Exercise objective:
Which lines have the string "ffffff"? Copy all of them from the entries below.

Records supplied:
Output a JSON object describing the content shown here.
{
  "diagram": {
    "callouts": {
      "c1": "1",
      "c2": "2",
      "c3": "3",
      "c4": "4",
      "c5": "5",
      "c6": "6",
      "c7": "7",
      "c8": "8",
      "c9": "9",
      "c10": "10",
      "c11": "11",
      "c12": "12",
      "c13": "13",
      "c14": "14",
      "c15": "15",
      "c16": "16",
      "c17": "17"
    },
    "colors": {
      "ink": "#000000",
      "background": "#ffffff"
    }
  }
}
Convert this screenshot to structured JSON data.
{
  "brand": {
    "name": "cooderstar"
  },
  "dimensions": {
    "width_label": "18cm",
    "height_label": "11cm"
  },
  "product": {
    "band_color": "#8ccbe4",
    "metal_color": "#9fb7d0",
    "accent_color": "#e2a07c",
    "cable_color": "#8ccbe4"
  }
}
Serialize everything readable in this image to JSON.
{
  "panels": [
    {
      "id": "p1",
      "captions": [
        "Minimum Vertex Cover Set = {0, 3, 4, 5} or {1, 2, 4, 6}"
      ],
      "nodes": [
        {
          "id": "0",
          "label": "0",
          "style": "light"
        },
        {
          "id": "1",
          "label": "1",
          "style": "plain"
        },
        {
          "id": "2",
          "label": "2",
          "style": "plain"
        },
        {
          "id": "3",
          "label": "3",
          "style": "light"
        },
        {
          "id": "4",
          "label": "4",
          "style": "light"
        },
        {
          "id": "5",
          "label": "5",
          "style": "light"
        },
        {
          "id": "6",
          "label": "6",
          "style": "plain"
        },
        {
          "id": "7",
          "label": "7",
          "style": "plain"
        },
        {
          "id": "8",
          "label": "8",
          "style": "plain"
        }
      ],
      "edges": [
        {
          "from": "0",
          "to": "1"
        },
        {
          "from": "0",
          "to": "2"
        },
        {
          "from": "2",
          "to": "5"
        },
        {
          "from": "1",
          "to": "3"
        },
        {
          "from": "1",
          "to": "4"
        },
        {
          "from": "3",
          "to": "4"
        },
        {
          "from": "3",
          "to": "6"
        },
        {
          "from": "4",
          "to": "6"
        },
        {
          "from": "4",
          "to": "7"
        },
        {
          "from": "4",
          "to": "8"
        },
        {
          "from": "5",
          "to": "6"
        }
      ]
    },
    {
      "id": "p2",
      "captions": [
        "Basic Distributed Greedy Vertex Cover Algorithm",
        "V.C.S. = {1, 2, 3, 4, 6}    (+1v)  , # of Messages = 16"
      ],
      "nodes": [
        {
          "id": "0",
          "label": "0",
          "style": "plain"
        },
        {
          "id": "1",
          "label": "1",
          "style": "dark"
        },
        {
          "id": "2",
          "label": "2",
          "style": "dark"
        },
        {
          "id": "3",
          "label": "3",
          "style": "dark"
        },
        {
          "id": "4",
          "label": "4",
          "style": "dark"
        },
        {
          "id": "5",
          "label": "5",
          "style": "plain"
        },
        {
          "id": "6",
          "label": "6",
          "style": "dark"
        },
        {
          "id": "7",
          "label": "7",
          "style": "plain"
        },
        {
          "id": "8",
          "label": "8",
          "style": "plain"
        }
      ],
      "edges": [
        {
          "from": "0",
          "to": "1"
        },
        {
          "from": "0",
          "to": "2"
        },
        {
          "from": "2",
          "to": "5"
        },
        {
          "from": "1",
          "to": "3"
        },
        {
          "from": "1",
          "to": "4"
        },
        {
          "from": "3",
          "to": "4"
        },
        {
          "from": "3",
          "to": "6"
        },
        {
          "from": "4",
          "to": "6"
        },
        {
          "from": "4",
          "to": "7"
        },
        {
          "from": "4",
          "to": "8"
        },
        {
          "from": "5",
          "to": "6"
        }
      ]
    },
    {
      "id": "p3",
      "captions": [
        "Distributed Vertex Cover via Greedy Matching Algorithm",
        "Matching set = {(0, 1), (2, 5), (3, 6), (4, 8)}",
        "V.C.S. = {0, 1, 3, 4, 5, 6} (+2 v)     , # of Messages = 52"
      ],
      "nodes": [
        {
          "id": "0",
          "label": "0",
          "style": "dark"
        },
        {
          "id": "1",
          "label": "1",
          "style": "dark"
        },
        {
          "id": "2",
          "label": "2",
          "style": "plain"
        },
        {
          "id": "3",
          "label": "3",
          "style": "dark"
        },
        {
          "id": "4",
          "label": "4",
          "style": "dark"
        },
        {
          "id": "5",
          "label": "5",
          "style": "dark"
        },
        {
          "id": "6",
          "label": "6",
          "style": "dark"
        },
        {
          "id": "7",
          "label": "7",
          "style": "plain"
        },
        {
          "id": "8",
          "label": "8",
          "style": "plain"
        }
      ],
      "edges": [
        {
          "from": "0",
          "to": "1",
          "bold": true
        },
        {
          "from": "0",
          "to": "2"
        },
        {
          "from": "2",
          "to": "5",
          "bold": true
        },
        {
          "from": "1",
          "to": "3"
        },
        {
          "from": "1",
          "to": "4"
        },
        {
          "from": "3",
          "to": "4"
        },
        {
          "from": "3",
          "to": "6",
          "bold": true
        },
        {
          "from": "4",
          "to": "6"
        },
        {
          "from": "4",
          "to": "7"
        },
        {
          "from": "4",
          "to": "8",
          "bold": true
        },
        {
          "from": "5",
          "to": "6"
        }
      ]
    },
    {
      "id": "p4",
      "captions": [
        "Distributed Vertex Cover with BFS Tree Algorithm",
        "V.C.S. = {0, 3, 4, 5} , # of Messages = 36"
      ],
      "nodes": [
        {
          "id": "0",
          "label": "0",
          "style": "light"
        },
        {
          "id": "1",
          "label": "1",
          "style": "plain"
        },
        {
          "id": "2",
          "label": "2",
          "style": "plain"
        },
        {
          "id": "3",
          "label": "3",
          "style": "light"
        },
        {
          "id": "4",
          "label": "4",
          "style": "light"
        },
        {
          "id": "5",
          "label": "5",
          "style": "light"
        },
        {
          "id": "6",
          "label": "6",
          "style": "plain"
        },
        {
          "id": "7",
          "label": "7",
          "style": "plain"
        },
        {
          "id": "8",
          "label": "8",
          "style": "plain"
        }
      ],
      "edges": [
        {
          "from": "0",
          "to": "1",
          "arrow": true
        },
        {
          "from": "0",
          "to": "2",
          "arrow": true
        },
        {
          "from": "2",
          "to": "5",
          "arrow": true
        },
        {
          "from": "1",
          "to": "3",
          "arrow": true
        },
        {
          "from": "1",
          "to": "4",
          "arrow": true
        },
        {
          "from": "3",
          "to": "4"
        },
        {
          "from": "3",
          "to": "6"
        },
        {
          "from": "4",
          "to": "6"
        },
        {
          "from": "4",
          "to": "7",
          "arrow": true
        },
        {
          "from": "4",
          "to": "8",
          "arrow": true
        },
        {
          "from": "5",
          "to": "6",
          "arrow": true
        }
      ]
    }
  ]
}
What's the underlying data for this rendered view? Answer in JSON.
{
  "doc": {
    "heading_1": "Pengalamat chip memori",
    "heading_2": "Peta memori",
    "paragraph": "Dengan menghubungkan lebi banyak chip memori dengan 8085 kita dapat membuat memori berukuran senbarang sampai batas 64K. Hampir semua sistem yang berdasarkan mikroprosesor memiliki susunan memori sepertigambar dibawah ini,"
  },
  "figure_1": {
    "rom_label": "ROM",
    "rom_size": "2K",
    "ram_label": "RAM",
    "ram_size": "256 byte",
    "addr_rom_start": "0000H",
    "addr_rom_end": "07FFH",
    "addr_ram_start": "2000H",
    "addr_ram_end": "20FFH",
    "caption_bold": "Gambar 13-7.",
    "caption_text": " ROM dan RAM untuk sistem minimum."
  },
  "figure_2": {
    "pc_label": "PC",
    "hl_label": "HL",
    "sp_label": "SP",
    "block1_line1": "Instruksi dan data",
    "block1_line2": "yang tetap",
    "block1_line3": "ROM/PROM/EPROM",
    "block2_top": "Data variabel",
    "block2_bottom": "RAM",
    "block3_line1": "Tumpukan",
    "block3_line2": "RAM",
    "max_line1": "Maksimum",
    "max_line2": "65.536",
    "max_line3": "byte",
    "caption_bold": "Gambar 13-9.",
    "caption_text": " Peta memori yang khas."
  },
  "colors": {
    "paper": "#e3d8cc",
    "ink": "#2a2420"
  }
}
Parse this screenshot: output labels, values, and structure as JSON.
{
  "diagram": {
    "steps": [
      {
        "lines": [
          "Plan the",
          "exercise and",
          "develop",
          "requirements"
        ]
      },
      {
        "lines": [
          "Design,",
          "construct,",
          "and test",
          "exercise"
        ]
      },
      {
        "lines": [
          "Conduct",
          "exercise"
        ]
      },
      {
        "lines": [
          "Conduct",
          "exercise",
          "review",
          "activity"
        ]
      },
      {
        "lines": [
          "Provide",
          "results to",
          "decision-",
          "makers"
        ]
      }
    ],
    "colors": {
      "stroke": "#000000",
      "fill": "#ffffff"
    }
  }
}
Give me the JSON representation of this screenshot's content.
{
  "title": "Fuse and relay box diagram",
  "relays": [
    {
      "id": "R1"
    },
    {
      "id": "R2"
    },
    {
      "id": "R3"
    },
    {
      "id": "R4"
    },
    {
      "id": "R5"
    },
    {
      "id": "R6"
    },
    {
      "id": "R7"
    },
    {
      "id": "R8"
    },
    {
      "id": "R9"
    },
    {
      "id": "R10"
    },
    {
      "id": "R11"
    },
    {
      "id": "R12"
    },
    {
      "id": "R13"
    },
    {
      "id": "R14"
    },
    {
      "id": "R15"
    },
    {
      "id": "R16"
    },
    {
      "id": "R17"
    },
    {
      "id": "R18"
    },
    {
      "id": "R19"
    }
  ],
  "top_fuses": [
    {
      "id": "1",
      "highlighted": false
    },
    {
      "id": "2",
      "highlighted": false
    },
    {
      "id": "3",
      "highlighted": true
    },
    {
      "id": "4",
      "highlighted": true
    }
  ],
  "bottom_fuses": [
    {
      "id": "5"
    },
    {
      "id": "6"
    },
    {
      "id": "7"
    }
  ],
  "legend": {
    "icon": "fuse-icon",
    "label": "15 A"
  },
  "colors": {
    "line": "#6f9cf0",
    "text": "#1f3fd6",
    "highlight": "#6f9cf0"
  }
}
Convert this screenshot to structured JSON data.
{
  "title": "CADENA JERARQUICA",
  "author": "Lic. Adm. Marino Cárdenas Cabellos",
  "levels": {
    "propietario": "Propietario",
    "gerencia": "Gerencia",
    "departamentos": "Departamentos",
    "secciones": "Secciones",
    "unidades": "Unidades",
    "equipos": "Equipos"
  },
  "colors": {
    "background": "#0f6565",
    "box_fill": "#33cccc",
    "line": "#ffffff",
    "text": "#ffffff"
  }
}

Solved exercise:
      "background": "#ffffff"
      "fill": "#ffffff"
    "line": "#ffffff",
    "text": "#ffffff"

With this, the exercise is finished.